## PROBLEM DESCRIPTION
Transcribe the records below in full; pictures stay out of the copy.

** START OF EXERCISE INPUT **

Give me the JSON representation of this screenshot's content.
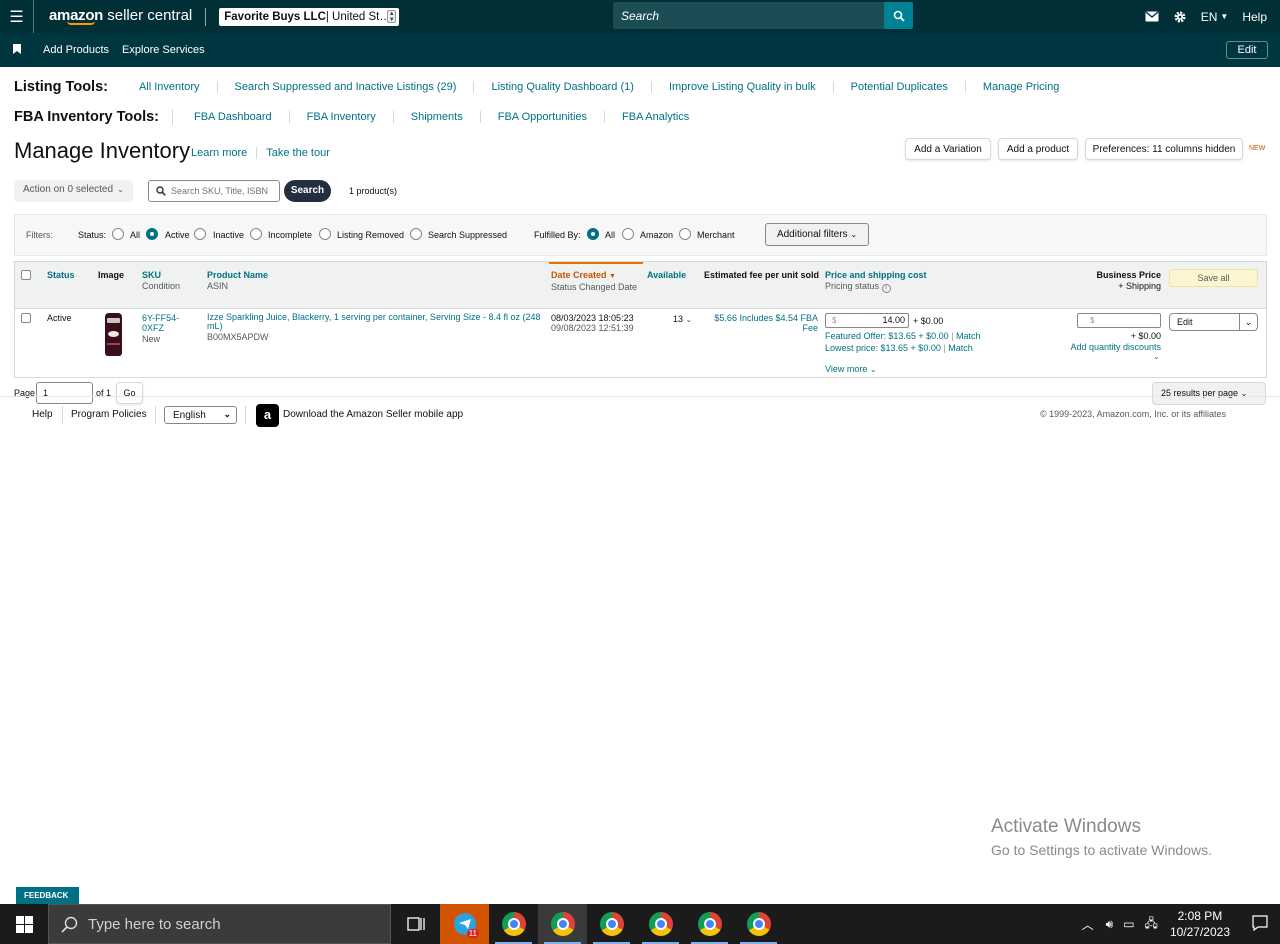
{
  "topbar": {
    "logo_brand": "amazon",
    "logo_product": " seller central",
    "account_bold": "Favorite Buys LLC",
    "account_rest": " | United St…",
    "search_placeholder": "Search",
    "language": "EN",
    "help": "Help"
  },
  "subbar": {
    "links": [
      "Add Products",
      "Explore Services"
    ],
    "edit": "Edit"
  },
  "listing_tools": {
    "heading": "Listing Tools:",
    "links": [
      "All Inventory",
      "Search Suppressed and Inactive Listings (29)",
      "Listing Quality Dashboard (1)",
      "Improve Listing Quality in bulk",
      "Potential Duplicates",
      "Manage Pricing"
    ]
  },
  "fba_tools": {
    "heading": "FBA Inventory Tools:",
    "links": [
      "FBA Dashboard",
      "FBA Inventory",
      "Shipments",
      "FBA Opportunities",
      "FBA Analytics"
    ]
  },
  "page": {
    "title": "Manage Inventory",
    "learn_more": "Learn more",
    "tour": "Take the tour",
    "add_variation": "Add a Variation",
    "add_product": "Add a product",
    "preferences": "Preferences: 11 columns hidden",
    "new_tag": "NEW"
  },
  "toolbar": {
    "action": "Action on 0 selected",
    "search_placeholder": "Search SKU, Title, ISBN",
    "search_button": "Search",
    "count": "1 product(s)"
  },
  "filters": {
    "label": "Filters:",
    "status_label": "Status:",
    "status_options": [
      "All",
      "Active",
      "Inactive",
      "Incomplete",
      "Listing Removed",
      "Search Suppressed"
    ],
    "status_selected": "Active",
    "fulfilled_label": "Fulfilled By:",
    "fulfilled_options": [
      "All",
      "Amazon",
      "Merchant"
    ],
    "fulfilled_selected": "All",
    "additional": "Additional filters"
  },
  "table": {
    "headers": {
      "status": "Status",
      "image": "Image",
      "sku": "SKU",
      "condition": "Condition",
      "product_name": "Product Name",
      "asin": "ASIN",
      "date_created": "Date Created",
      "status_changed": "Status Changed Date",
      "available": "Available",
      "fee": "Estimated fee per unit sold",
      "price": "Price and shipping cost",
      "pricing_status": "Pricing status",
      "business_price": "Business Price",
      "business_shipping": "+ Shipping",
      "save_all": "Save all"
    },
    "row": {
      "status": "Active",
      "sku_line1": "6Y-FF54-",
      "sku_line2": "0XFZ",
      "condition": "New",
      "product_name": "Izze Sparkling Juice, Blackerry, 1 serving per container, Serving Size - 8.4 fl oz (248 mL)",
      "asin": "B00MX5APDW",
      "date_created": "08/03/2023 18:05:23",
      "status_changed": "09/08/2023 12:51:39",
      "available": "13",
      "fee": "$5.66 Includes $4.54 FBA Fee",
      "price_currency": "$",
      "price": "14.00",
      "shipping": "+ $0.00",
      "featured_offer": "Featured Offer: $13.65 + $0.00",
      "lowest_price": "Lowest price: $13.65 + $0.00",
      "match": "Match",
      "view_more": "View more",
      "business_currency": "$",
      "business_shipping": "+ $0.00",
      "quantity_discounts": "Add quantity discounts",
      "edit": "Edit"
    }
  },
  "pager": {
    "label": "Page",
    "value": "1",
    "of": "of 1",
    "go": "Go",
    "per_page": "25 results per page"
  },
  "footer": {
    "help": "Help",
    "policies": "Program Policies",
    "language": "English",
    "app": "Download the Amazon Seller mobile app",
    "copyright": "© 1999-2023, Amazon.com, Inc. or its affiliates"
  },
  "watermark": {
    "line1": "Activate Windows",
    "line2": "Go to Settings to activate Windows."
  },
  "feedback": "FEEDBACK",
  "taskbar": {
    "search_placeholder": "Type here to search",
    "telegram_badge": "11",
    "time": "2:08 PM",
    "date": "10/27/2023"
  }
}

** END OF EXERCISE INPUT **

## RESULT
Give me the JSON representation of this screenshot's content.
{
  "topbar": {
    "logo_brand": "amazon",
    "logo_product": " seller central",
    "account_bold": "Favorite Buys LLC",
    "account_rest": " | United St…",
    "search_placeholder": "Search",
    "language": "EN",
    "help": "Help"
  },
  "subbar": {
    "links": [
      "Add Products",
      "Explore Services"
    ],
    "edit": "Edit"
  },
  "listing_tools": {
    "heading": "Listing Tools:",
    "links": [
      "All Inventory",
      "Search Suppressed and Inactive Listings (29)",
      "Listing Quality Dashboard (1)",
      "Improve Listing Quality in bulk",
      "Potential Duplicates",
      "Manage Pricing"
    ]
  },
  "fba_tools": {
    "heading": "FBA Inventory Tools:",
    "links": [
      "FBA Dashboard",
      "FBA Inventory",
      "Shipments",
      "FBA Opportunities",
      "FBA Analytics"
    ]
  },
  "page": {
    "title": "Manage Inventory",
    "learn_more": "Learn more",
    "tour": "Take the tour",
    "add_variation": "Add a Variation",
    "add_product": "Add a product",
    "preferences": "Preferences: 11 columns hidden",
    "new_tag": "NEW"
  },
  "toolbar": {
    "action": "Action on 0 selected",
    "search_placeholder": "Search SKU, Title, ISBN",
    "search_button": "Search",
    "count": "1 product(s)"
  },
  "filters": {
    "label": "Filters:",
    "status_label": "Status:",
    "status_options": [
      "All",
      "Active",
      "Inactive",
      "Incomplete",
      "Listing Removed",
      "Search Suppressed"
    ],
    "status_selected": "Active",
    "fulfilled_label": "Fulfilled By:",
    "fulfilled_options": [
      "All",
      "Amazon",
      "Merchant"
    ],
    "fulfilled_selected": "All",
    "additional": "Additional filters"
  },
  "table": {
    "headers": {
      "status": "Status",
      "image": "Image",
      "sku": "SKU",
      "condition": "Condition",
      "product_name": "Product Name",
      "asin": "ASIN",
      "date_created": "Date Created",
      "status_changed": "Status Changed Date",
      "available": "Available",
      "fee": "Estimated fee per unit sold",
      "price": "Price and shipping cost",
      "pricing_status": "Pricing status",
      "business_price": "Business Price",
      "business_shipping": "+ Shipping",
      "save_all": "Save all"
    },
    "row": {
      "status": "Active",
      "sku_line1": "6Y-FF54-",
      "sku_line2": "0XFZ",
      "condition": "New",
      "product_name": "Izze Sparkling Juice, Blackerry, 1 serving per container, Serving Size - 8.4 fl oz (248 mL)",
      "asin": "B00MX5APDW",
      "date_created": "08/03/2023 18:05:23",
      "status_changed": "09/08/2023 12:51:39",
      "available": "13",
      "fee": "$5.66 Includes $4.54 FBA Fee",
      "price_currency": "$",
      "price": "14.00",
      "shipping": "+ $0.00",
      "featured_offer": "Featured Offer: $13.65 + $0.00",
      "lowest_price": "Lowest price: $13.65 + $0.00",
      "match": "Match",
      "view_more": "View more",
      "business_currency": "$",
      "business_shipping": "+ $0.00",
      "quantity_discounts": "Add quantity discounts",
      "edit": "Edit"
    }
  },
  "pager": {
    "label": "Page",
    "value": "1",
    "of": "of 1",
    "go": "Go",
    "per_page": "25 results per page"
  },
  "footer": {
    "help": "Help",
    "policies": "Program Policies",
    "language": "English",
    "app": "Download the Amazon Seller mobile app",
    "copyright": "© 1999-2023, Amazon.com, Inc. or its affiliates"
  },
  "watermark": {
    "line1": "Activate Windows",
    "line2": "Go to Settings to activate Windows."
  },
  "feedback": "FEEDBACK",
  "taskbar": {
    "search_placeholder": "Type here to search",
    "telegram_badge": "11",
    "time": "2:08 PM",
    "date": "10/27/2023"
  }
}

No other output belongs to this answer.